EXERCISE TASK:
Check each line for the string "zorunda" and give only the count of lines that have it.

AVAILABLE RECORDS:
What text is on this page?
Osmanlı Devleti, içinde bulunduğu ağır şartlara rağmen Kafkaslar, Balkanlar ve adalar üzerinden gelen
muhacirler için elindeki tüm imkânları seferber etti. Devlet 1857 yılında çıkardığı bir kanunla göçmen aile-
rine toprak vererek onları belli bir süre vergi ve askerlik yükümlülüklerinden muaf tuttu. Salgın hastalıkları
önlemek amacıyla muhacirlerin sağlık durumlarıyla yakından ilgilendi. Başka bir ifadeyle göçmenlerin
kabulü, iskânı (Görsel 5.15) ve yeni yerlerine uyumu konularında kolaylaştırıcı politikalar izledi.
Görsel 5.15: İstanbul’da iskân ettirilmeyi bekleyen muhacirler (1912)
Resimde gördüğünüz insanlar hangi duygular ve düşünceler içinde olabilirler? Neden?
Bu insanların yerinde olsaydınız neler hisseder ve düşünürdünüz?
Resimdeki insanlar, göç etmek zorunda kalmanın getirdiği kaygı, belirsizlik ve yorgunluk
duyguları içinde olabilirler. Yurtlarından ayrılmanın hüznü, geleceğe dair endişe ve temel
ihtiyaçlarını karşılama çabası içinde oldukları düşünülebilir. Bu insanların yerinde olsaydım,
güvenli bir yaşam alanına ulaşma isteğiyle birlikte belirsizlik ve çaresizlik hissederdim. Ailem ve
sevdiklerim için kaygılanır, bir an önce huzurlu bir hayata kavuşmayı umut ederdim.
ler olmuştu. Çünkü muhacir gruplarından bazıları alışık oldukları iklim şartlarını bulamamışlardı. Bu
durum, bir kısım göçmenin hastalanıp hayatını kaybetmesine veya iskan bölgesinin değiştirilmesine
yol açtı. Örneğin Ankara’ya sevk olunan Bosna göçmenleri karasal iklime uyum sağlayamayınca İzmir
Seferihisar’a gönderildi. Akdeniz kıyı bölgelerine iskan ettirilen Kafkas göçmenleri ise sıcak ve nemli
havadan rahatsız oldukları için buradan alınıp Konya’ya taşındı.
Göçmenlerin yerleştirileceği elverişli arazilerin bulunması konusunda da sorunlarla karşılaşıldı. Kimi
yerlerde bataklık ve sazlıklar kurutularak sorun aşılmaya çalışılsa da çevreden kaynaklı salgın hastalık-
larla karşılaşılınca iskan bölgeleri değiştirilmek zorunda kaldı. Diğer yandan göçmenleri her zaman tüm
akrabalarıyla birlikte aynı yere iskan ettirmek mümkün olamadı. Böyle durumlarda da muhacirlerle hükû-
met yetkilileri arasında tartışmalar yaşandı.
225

EXERCISE ANSWER:
2